### JOBS
1 – Answer these questions using the article on regional carriers and oil prices:
(a) What price per barrel did crude recently surpass?
(b) How fast does Global Insight expect the U.S. economy to grow in the third quarter?
(c) What price per gallon for gasoline does Gault mention?
2 – Revise the article on regional carriers and oil prices starting at "Oil prices, plain" and ending at "will ever come.", and replace "code-share agreements" with "code-share contracts".

### EXCERPTED PASSAGE
↓

Regional Carriers' Day of Reckoning With Oil Prices Likely, Buy When?

Oil, plain and simple, drives the world's economy.

Oil prices, plain and simple, have been a pain for U.S. airlines.

The price of crude recently surpassed the $65 per barrel mark, and the U.S. commercial airline industry faces likely losses of $5 billion this year. At least one and perhaps two legacy carriers will file for Chapter 11 bankruptcy protection before Oct. 17.

Although the major regional carriers have been sheltered from the impact of soaring fuel prices due to the provisions of their code-share agreements, the jury is still out if the regional carriers will get stung by the higher prices. Economists tell Regional Aviation News that eventually there will be a day of reckoning for the regional carriers, but there is little consensus when that day will ever come.

"At some point, the majors will have to decide if the subsidy they provide to a regional carrier is worth [it]," said David Swierenga, an economist with AeroEcon.

On the other hand, Ray Neidl, an analyst with Calyon Securities, doesn't believe the guaranteed profit margins contained in the code-share pacts between the legacy carriers and the regional airlines will be reduced much further. "In bankruptcy, we believe the legacy carrier would become more dependent on its regional partners and would not want to destroy their borrowing capability for regional aircraft by lowering guaranteed margins much further," he said.

In the last six months, the industry has seen financially strong regionals invest in legacy carriers in order to ensure they can continue to fly. Republic Airways [RJET], Mesa Air Group [MESA], SkyWest [SKYW] and Trans States have all purchased aircraft to be flown for a bankrupt partner, United Airlines [UALAQ].

The Economy

Business and pleasure travel is expected to pick up pace in the next six months compared to last year, said Nigel Gault, an economist at Global Insight that specializes in the travel industry.

In the third quarter, Global Insight expects the U.S. economy to grow at a very healthy 4.4 percent, Gault said. During the second quarter, the nation's gross domestic product grew by 3.4 percent - slightly slower than the 3.8 percent growth rate in the first quarter. "The economy is going to do quite well for the rest of the year. There is evidence in the last month that the economy is actually picking up speed."

With business activity picking up, Gault said business travel should do well.

In addition, personal travel should also be up as consumer spending remains strong and employment continues to grow. Real wages for most American workers have actually grown for the first time in a long time, he noted.

"The main cloud over the travel industry has to be oil prices. At the moment, it hard to say how high prices could go," Gault said.

To the surprise of many, the prolonged high prices have not had the impact on the economy that many experts had predicted.

"It has gone to this level without doing any serious damage to the economy," Gault said. "For the travel industry, it does not seem to have yet made a big dent in what the consumer is willing to do, even with gasoline at $2.42 a gallon. There will be a point where the consumer will cut back, but we don't seem to have reached it."

↑

### DATASET CONTENT
↓

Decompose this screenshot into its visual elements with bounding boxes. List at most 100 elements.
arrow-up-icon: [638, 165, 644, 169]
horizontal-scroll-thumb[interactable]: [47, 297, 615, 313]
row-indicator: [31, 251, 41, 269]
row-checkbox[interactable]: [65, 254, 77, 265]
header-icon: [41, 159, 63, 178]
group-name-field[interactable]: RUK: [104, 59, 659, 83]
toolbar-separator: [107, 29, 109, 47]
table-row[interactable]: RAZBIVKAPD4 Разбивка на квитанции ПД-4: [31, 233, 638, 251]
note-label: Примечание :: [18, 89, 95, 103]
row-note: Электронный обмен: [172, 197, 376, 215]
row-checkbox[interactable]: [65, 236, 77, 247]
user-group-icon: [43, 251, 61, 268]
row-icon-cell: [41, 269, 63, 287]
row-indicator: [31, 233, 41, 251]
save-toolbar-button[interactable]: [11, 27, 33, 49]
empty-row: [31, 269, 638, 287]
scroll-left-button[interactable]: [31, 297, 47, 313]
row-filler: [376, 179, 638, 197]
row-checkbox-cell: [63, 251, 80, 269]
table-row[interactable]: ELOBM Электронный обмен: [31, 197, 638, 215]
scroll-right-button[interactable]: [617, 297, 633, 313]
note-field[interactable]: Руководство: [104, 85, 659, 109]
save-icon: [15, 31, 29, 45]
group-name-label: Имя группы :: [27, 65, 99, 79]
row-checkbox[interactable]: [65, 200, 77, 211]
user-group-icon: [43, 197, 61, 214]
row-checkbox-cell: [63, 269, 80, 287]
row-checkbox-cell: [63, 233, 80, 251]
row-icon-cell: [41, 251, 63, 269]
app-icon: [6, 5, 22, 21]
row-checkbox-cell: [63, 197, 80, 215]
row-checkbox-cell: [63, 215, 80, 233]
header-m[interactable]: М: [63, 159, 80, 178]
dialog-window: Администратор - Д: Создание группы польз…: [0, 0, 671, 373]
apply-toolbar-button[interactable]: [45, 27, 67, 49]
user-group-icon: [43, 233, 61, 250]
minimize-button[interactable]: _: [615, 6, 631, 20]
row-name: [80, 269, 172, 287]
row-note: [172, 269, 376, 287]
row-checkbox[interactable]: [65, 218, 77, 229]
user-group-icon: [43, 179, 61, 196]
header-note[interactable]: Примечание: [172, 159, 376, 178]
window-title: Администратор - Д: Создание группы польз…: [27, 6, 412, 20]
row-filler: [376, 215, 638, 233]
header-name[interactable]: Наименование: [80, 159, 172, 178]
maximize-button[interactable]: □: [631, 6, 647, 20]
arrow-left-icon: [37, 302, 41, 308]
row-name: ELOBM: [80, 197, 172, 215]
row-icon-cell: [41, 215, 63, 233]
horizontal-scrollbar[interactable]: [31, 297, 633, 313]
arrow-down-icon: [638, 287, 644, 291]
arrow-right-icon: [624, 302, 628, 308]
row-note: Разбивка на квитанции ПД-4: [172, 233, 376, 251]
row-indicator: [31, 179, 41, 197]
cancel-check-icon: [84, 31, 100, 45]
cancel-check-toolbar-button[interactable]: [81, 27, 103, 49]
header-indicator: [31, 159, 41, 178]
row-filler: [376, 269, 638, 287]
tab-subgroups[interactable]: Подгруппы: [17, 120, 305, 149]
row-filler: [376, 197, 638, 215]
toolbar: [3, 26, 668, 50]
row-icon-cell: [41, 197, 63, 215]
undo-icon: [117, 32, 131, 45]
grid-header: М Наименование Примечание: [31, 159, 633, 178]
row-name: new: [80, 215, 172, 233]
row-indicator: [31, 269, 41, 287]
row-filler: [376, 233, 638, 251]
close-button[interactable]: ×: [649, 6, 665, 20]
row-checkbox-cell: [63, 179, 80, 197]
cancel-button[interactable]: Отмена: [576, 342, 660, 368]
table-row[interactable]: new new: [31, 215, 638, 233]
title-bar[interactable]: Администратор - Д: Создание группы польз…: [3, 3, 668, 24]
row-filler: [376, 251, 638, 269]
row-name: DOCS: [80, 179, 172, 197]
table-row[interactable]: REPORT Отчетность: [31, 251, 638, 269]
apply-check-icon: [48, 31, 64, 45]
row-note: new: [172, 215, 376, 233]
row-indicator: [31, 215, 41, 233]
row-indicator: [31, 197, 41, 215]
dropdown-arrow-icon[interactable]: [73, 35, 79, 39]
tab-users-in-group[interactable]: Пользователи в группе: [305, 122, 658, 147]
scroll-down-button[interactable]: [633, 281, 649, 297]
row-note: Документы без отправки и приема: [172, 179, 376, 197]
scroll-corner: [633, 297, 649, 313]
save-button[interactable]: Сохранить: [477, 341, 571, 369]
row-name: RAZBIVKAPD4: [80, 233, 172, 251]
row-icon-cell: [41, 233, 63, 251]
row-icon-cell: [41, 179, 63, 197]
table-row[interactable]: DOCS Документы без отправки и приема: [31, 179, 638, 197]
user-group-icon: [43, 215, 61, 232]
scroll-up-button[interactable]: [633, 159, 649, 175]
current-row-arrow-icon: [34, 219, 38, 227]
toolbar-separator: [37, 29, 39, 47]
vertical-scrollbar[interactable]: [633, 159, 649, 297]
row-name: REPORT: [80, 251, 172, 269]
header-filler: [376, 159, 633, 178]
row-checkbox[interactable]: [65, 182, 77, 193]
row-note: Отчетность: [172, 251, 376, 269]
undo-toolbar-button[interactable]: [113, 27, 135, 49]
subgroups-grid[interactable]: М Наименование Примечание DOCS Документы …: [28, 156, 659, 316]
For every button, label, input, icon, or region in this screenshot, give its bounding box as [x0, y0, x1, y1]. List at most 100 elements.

↑
↓

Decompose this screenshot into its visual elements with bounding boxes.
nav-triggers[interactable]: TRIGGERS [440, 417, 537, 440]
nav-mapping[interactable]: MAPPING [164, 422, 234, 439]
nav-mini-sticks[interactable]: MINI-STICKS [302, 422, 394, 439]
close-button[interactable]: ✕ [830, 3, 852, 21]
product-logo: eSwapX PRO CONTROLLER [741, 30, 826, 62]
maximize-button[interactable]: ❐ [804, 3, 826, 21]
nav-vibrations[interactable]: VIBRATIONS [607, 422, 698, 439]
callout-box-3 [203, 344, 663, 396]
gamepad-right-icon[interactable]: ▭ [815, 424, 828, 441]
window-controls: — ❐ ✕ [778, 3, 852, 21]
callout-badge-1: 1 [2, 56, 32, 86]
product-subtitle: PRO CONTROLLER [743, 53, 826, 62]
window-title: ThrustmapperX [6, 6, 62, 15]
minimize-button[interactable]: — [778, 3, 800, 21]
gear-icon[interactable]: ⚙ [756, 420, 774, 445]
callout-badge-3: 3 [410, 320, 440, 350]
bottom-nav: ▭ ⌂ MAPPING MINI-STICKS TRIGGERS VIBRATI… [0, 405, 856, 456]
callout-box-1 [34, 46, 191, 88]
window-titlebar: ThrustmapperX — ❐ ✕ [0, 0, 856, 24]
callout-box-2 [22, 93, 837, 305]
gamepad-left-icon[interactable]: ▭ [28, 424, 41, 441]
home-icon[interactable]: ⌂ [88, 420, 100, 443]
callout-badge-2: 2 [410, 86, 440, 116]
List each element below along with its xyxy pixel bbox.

↑
↓

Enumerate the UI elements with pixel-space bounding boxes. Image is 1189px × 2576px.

↑

### ANSWERS BELOW
1 –
(a) $65 per barrel
(b) 4.4 percent
(c) $2.42 a gallon

2 –
Oil prices, plain and simple, have been a pain for U.S. airlines.

The price of crude recently surpassed the $65 per barrel mark, and the U.S. commercial airline industry faces likely losses of $5 billion this year. At least one and perhaps two legacy carriers will file for Chapter 11 bankruptcy protection before Oct. 17.

Although the major regional carriers have been sheltered from the impact of soaring fuel prices due to the provisions of their code-share contracts, the jury is still out if the regional carriers will get stung by the higher prices. Economists tell Regional Aviation News that eventually there will be a day of reckoning for the regional carriers, but there is little consensus when that day will ever come.